┌─ The input

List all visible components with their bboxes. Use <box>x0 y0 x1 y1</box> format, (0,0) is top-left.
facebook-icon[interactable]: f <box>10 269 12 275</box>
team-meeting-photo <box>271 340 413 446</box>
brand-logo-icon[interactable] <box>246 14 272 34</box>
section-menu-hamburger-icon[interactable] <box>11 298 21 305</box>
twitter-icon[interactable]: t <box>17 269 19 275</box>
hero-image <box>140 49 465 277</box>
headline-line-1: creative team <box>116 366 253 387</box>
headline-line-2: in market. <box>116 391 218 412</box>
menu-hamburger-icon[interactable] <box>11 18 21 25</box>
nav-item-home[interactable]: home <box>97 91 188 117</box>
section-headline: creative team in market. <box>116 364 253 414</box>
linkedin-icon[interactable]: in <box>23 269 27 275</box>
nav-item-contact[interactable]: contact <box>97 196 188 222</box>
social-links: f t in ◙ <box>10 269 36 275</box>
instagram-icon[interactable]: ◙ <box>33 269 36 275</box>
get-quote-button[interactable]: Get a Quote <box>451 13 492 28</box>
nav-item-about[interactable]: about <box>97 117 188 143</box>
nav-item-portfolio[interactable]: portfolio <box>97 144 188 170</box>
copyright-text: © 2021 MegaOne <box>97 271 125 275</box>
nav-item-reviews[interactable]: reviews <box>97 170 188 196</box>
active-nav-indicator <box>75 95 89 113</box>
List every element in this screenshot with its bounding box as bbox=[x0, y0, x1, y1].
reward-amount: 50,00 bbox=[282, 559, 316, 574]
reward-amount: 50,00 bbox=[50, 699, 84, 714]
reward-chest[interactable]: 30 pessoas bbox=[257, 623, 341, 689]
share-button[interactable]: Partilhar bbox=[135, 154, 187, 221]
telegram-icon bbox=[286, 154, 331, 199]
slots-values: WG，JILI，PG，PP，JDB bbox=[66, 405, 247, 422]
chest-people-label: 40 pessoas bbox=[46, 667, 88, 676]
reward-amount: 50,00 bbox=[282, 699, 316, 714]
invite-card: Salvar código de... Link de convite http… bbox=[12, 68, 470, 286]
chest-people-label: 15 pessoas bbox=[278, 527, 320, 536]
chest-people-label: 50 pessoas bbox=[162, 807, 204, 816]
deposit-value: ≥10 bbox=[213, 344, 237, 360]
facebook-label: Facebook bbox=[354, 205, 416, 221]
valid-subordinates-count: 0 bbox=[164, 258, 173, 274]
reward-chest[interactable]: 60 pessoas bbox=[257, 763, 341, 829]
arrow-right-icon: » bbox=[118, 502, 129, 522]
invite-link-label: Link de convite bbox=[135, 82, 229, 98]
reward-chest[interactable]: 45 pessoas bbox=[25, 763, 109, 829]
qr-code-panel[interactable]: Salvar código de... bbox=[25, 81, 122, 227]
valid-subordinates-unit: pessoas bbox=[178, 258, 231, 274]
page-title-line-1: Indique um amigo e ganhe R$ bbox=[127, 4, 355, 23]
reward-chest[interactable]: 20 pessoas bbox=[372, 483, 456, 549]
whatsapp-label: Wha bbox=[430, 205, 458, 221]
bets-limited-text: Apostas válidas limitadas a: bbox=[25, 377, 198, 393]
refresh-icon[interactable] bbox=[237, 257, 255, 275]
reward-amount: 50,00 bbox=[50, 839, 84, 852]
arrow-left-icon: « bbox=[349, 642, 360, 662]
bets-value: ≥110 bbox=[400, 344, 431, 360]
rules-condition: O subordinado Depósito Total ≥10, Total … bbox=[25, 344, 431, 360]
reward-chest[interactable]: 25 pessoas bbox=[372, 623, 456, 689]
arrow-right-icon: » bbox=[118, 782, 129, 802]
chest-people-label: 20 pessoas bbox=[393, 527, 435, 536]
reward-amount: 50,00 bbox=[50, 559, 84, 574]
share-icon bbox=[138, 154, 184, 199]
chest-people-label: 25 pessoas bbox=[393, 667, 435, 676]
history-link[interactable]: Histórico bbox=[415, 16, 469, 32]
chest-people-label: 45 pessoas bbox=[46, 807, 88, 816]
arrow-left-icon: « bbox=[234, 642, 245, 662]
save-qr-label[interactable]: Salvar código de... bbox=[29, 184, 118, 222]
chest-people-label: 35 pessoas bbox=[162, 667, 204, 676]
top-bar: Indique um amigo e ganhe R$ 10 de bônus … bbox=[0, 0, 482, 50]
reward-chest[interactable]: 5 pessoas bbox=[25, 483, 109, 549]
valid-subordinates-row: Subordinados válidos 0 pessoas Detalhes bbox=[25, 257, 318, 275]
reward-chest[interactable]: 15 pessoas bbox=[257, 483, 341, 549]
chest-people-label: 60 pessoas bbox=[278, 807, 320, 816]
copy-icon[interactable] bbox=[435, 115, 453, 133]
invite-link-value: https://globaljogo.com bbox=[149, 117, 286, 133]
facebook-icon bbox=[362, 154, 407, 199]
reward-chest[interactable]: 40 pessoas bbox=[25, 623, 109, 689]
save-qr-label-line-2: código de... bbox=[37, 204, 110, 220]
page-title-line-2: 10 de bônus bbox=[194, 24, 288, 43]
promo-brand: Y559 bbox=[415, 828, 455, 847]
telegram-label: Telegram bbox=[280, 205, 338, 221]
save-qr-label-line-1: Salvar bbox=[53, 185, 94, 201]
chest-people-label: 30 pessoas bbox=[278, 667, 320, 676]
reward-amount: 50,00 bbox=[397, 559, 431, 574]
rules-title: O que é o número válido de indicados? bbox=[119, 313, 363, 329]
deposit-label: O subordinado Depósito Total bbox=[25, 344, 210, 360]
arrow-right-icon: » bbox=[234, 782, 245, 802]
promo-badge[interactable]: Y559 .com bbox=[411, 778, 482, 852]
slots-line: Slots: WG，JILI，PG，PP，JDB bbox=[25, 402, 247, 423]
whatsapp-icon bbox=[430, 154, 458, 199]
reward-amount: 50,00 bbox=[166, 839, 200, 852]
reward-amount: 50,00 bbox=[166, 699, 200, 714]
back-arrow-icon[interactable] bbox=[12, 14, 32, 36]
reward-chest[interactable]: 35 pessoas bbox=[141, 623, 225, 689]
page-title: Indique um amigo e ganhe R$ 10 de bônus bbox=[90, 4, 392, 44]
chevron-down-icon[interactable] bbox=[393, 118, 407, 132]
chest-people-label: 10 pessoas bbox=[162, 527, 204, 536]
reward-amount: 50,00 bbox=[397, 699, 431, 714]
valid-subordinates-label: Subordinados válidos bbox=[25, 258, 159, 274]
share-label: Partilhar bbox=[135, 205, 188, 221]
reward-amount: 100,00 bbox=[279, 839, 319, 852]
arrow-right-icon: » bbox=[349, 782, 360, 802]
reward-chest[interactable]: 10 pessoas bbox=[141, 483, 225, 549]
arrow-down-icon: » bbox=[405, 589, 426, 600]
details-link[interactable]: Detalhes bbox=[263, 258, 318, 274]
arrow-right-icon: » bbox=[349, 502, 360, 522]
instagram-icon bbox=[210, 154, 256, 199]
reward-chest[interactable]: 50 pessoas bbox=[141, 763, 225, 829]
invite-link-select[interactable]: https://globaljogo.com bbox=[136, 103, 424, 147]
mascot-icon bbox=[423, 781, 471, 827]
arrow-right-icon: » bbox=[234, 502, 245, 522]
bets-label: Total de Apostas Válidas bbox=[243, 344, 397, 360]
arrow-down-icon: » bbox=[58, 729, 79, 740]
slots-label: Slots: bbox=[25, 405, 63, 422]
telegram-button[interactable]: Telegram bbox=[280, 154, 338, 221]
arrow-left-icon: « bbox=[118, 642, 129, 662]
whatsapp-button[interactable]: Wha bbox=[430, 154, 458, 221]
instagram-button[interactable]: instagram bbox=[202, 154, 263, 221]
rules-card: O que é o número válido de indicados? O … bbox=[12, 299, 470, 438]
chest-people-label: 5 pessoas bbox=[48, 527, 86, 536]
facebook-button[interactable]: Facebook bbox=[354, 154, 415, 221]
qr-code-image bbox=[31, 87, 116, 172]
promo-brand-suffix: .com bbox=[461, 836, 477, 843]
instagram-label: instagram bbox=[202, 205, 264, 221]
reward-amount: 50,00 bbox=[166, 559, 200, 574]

└─

What you need to do: Please render the lines from the start of the records through the line containing "hero-image <box>140 49 465 277</box>", inclusive, as a Markdown table with the columns Row and Line, omitting any blank lines.

Final result:
| Row | Line |
|---|---|
| 1 | List all visible components with their bboxes. Use <box>x0 y0 x1 y1</box> format, (0,0) is top-left. |
| 2 | facebook-icon[interactable]: f <box>10 269 12 275</box> |
| 3 | team-meeting-photo <box>271 340 413 446</box> |
| 4 | brand-logo-icon[interactable] <box>246 14 272 34</box> |
| 5 | section-menu-hamburger-icon[interactable] <box>11 298 21 305</box> |
| 6 | twitter-icon[interactable]: t <box>17 269 19 275</box> |
| 7 | hero-image <box>140 49 465 277</box> |